■ **What you will do**:
Copy the lines below word for word, leaving out the pictures.

■ **Data records**:

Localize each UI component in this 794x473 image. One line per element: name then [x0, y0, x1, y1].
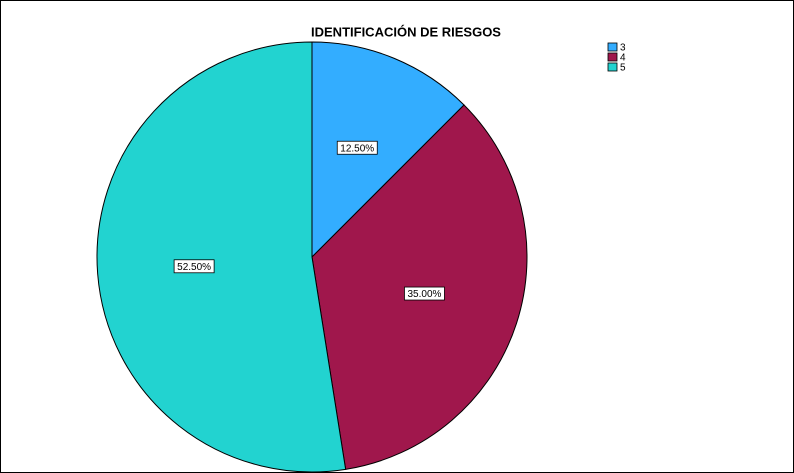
legend-swatch: [607, 62, 618, 72]
data-label-box: [404, 286, 445, 301]
data-label: 52.50%: [177, 262, 211, 273]
data-label-box: [173, 259, 215, 274]
legend-label: 3: [620, 43, 626, 54]
legend-label: 5: [620, 63, 626, 74]
legend-label: 4: [620, 53, 626, 64]
data-label-box: [336, 140, 378, 155]
pie-slice: [311, 41, 465, 259]
data-label: 35.00%: [408, 289, 442, 300]
legend-swatch: [607, 52, 618, 62]
data-label: 12.50%: [340, 143, 374, 154]
pie-slice: [96, 41, 347, 473]
chart-title: IDENTIFICACIÓN DE RIESGOS: [311, 24, 501, 39]
legend-swatch: [607, 42, 618, 52]
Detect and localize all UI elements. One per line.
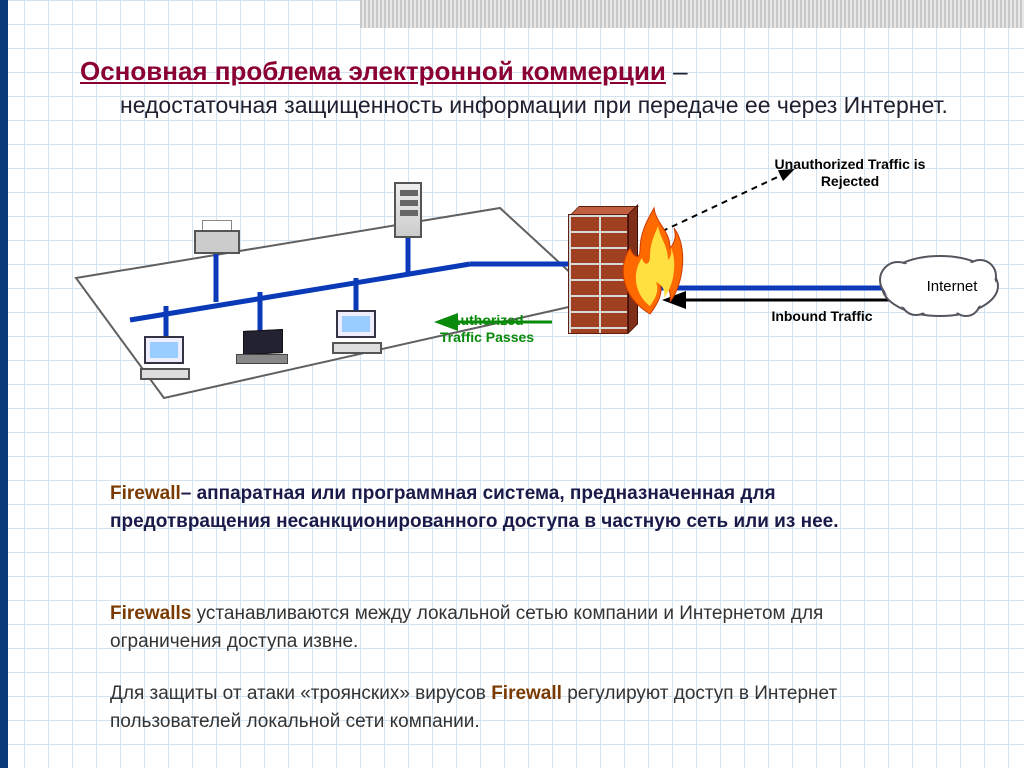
firewall-diagram: Unauthorized Traffic is Rejected Authori… — [40, 160, 984, 460]
label-authorized: Authorized Traffic Passes — [432, 312, 542, 346]
server-icon — [394, 182, 422, 238]
subtitle: недостаточная защищенность информации пр… — [120, 91, 980, 121]
label-rejected: Unauthorized Traffic is Rejected — [760, 156, 940, 190]
firewall-keyword: Firewall — [110, 483, 181, 504]
definition-text: – аппаратная или программная система, пр… — [110, 483, 838, 532]
definition-paragraph: Firewall– аппаратная или программная сис… — [110, 480, 930, 535]
side-strip — [0, 0, 8, 768]
label-inbound: Inbound Traffic — [752, 308, 892, 325]
para2-text: устанавливаются между локальной сетью ко… — [110, 603, 823, 652]
para3-prefix: Для защиты от атаки «троянских» вирусов — [110, 683, 491, 704]
pc-icon — [140, 336, 192, 384]
firewall-keyword-2: Firewall — [491, 683, 562, 704]
firewall-wall — [568, 206, 636, 334]
printer-icon — [194, 220, 240, 256]
title-line: Основная проблема электронной коммерции … — [80, 54, 980, 89]
label-internet: Internet — [912, 278, 992, 296]
title-suffix: – — [666, 56, 688, 86]
paragraph-3: Для защиты от атаки «троянских» вирусов … — [110, 680, 930, 735]
title-main: Основная проблема электронной коммерции — [80, 56, 666, 86]
top-band — [360, 0, 1024, 28]
laptop-icon — [236, 330, 290, 366]
firewalls-keyword: Firewalls — [110, 603, 191, 624]
content-area: Основная проблема электронной коммерции … — [80, 54, 980, 121]
pc-icon — [332, 310, 384, 358]
paragraph-2: Firewalls устанавливаются между локально… — [110, 600, 930, 655]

■ **Task result**:
Localize each UI component in this 794x473 image. One line per element: name then [x0, y0, x1, y1].
legend-swatch: [607, 62, 618, 72]
data-label-box: [404, 286, 445, 301]
data-label: 52.50%: [177, 262, 211, 273]
data-label-box: [173, 259, 215, 274]
legend-label: 3: [620, 43, 626, 54]
legend-label: 5: [620, 63, 626, 74]
legend-label: 4: [620, 53, 626, 64]
data-label-box: [336, 140, 378, 155]
pie-slice: [311, 41, 465, 259]
data-label: 35.00%: [408, 289, 442, 300]
legend-swatch: [607, 52, 618, 62]
data-label: 12.50%: [340, 143, 374, 154]
pie-slice: [96, 41, 347, 473]
chart-title: IDENTIFICACIÓN DE RIESGOS: [311, 24, 501, 39]
legend-swatch: [607, 42, 618, 52]
Detect and localize all UI elements. One per line.
firewall-diagram: Unauthorized Traffic is Rejected Authori… — [40, 160, 984, 460]
label-authorized: Authorized Traffic Passes — [432, 312, 542, 346]
server-icon — [394, 182, 422, 238]
subtitle: недостаточная защищенность информации пр… — [120, 91, 980, 121]
label-rejected: Unauthorized Traffic is Rejected — [760, 156, 940, 190]
firewall-keyword: Firewall — [110, 483, 181, 504]
definition-text: – аппаратная или программная система, пр… — [110, 483, 838, 532]
definition-paragraph: Firewall– аппаратная или программная сис… — [110, 480, 930, 535]
side-strip — [0, 0, 8, 768]
label-inbound: Inbound Traffic — [752, 308, 892, 325]
para2-text: устанавливаются между локальной сетью ко… — [110, 603, 823, 652]
para3-prefix: Для защиты от атаки «троянских» вирусов — [110, 683, 491, 704]
pc-icon — [140, 336, 192, 384]
firewall-keyword-2: Firewall — [491, 683, 562, 704]
firewall-wall — [568, 206, 636, 334]
printer-icon — [194, 220, 240, 256]
title-line: Основная проблема электронной коммерции … — [80, 54, 980, 89]
label-internet: Internet — [912, 278, 992, 296]
title-suffix: – — [666, 56, 688, 86]
paragraph-3: Для защиты от атаки «троянских» вирусов … — [110, 680, 930, 735]
title-main: Основная проблема электронной коммерции — [80, 56, 666, 86]
top-band — [360, 0, 1024, 28]
laptop-icon — [236, 330, 290, 366]
firewalls-keyword: Firewalls — [110, 603, 191, 624]
content-area: Основная проблема электронной коммерции … — [80, 54, 980, 121]
pc-icon — [332, 310, 384, 358]
paragraph-2: Firewalls устанавливаются между локально… — [110, 600, 930, 655]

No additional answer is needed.